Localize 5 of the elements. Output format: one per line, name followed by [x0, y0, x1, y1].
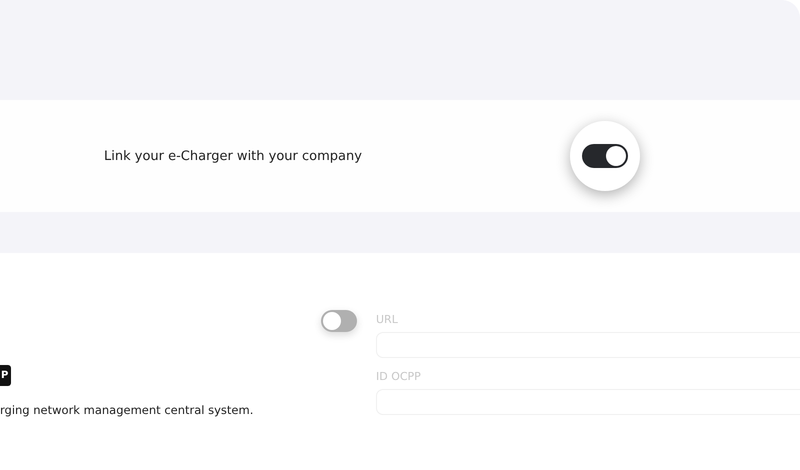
ocpp-toggle[interactable] — [321, 310, 357, 332]
ocpp-badge: P — [0, 365, 12, 386]
link-toggle[interactable] — [582, 144, 628, 168]
ocpp-description: rging network management central system. — [0, 403, 254, 417]
link-label: Link your e-Charger with your company — [104, 148, 363, 164]
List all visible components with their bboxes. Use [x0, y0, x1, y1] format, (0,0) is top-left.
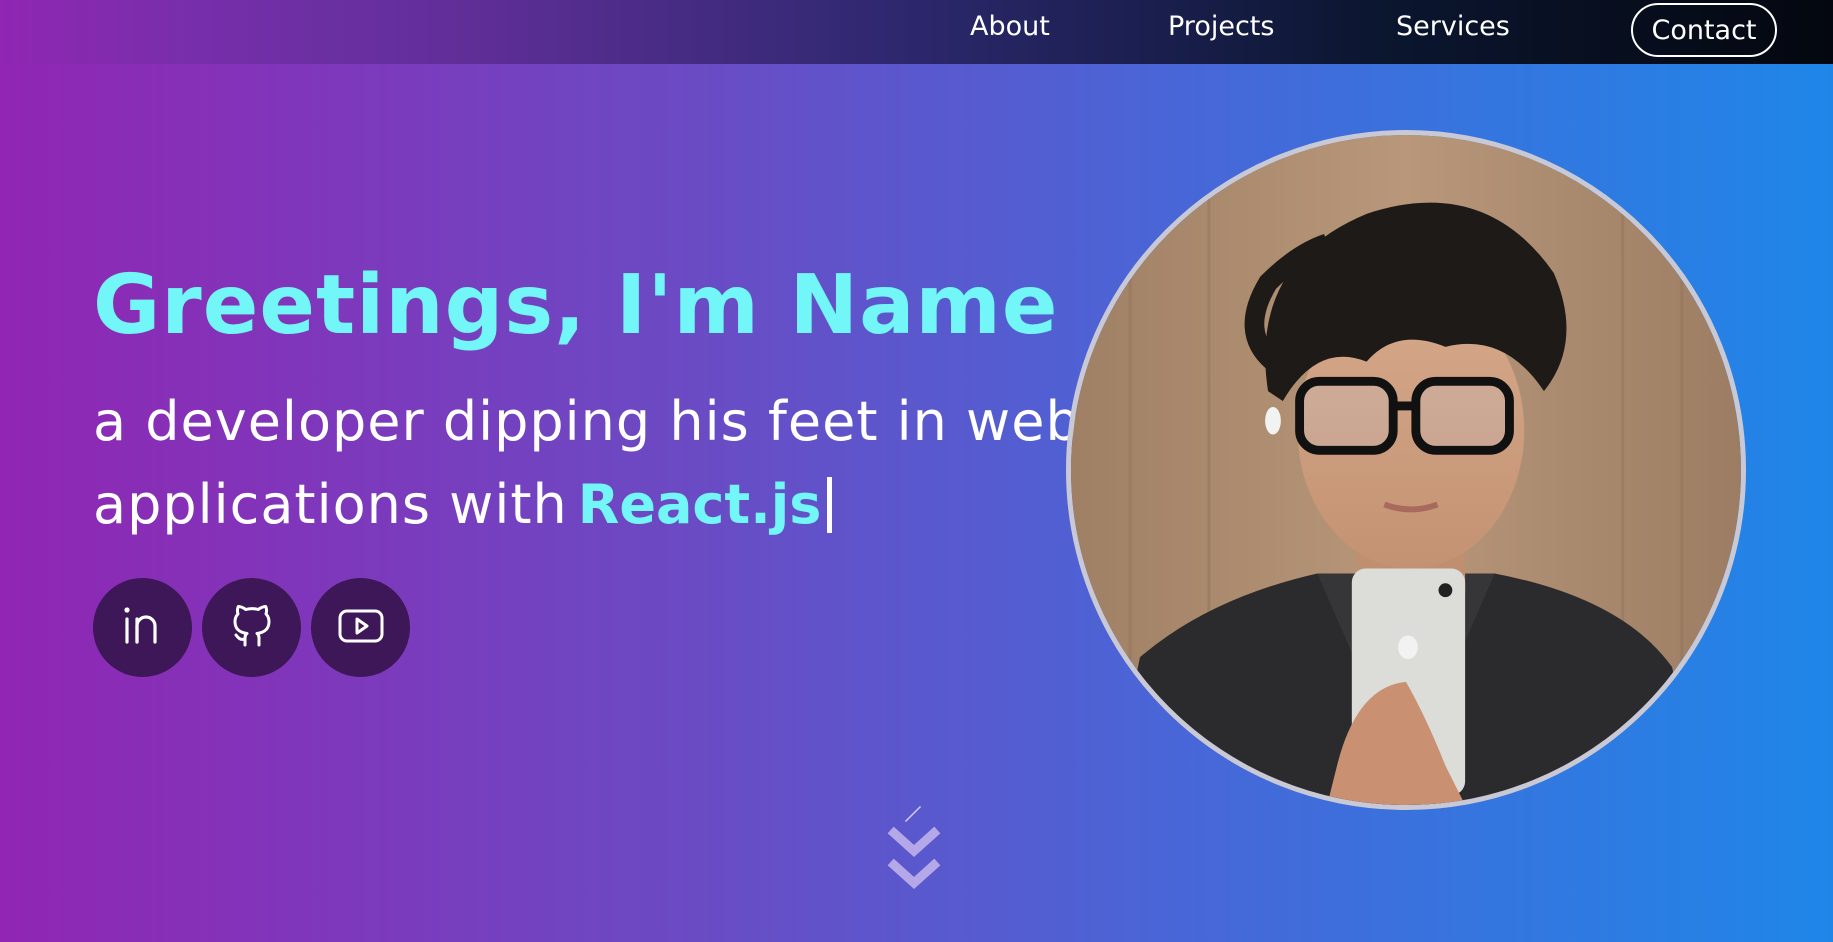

SHORT PROBLEM » Write out every item above word for word, leaving out the pictures.

CORRECT ANSWER »
Localize 5 of the elements. Output format: one per line, name followed by [x0, y0, x1, y1].
ocpp-toggle[interactable] — [321, 310, 357, 332]
ocpp-badge: P — [0, 365, 12, 386]
link-toggle[interactable] — [582, 144, 628, 168]
ocpp-description: rging network management central system. — [0, 403, 254, 417]
link-label: Link your e-Charger with your company — [104, 148, 363, 164]
List all visible components with their bboxes. Use [x0, y0, x1, y1] format, (0,0) is top-left.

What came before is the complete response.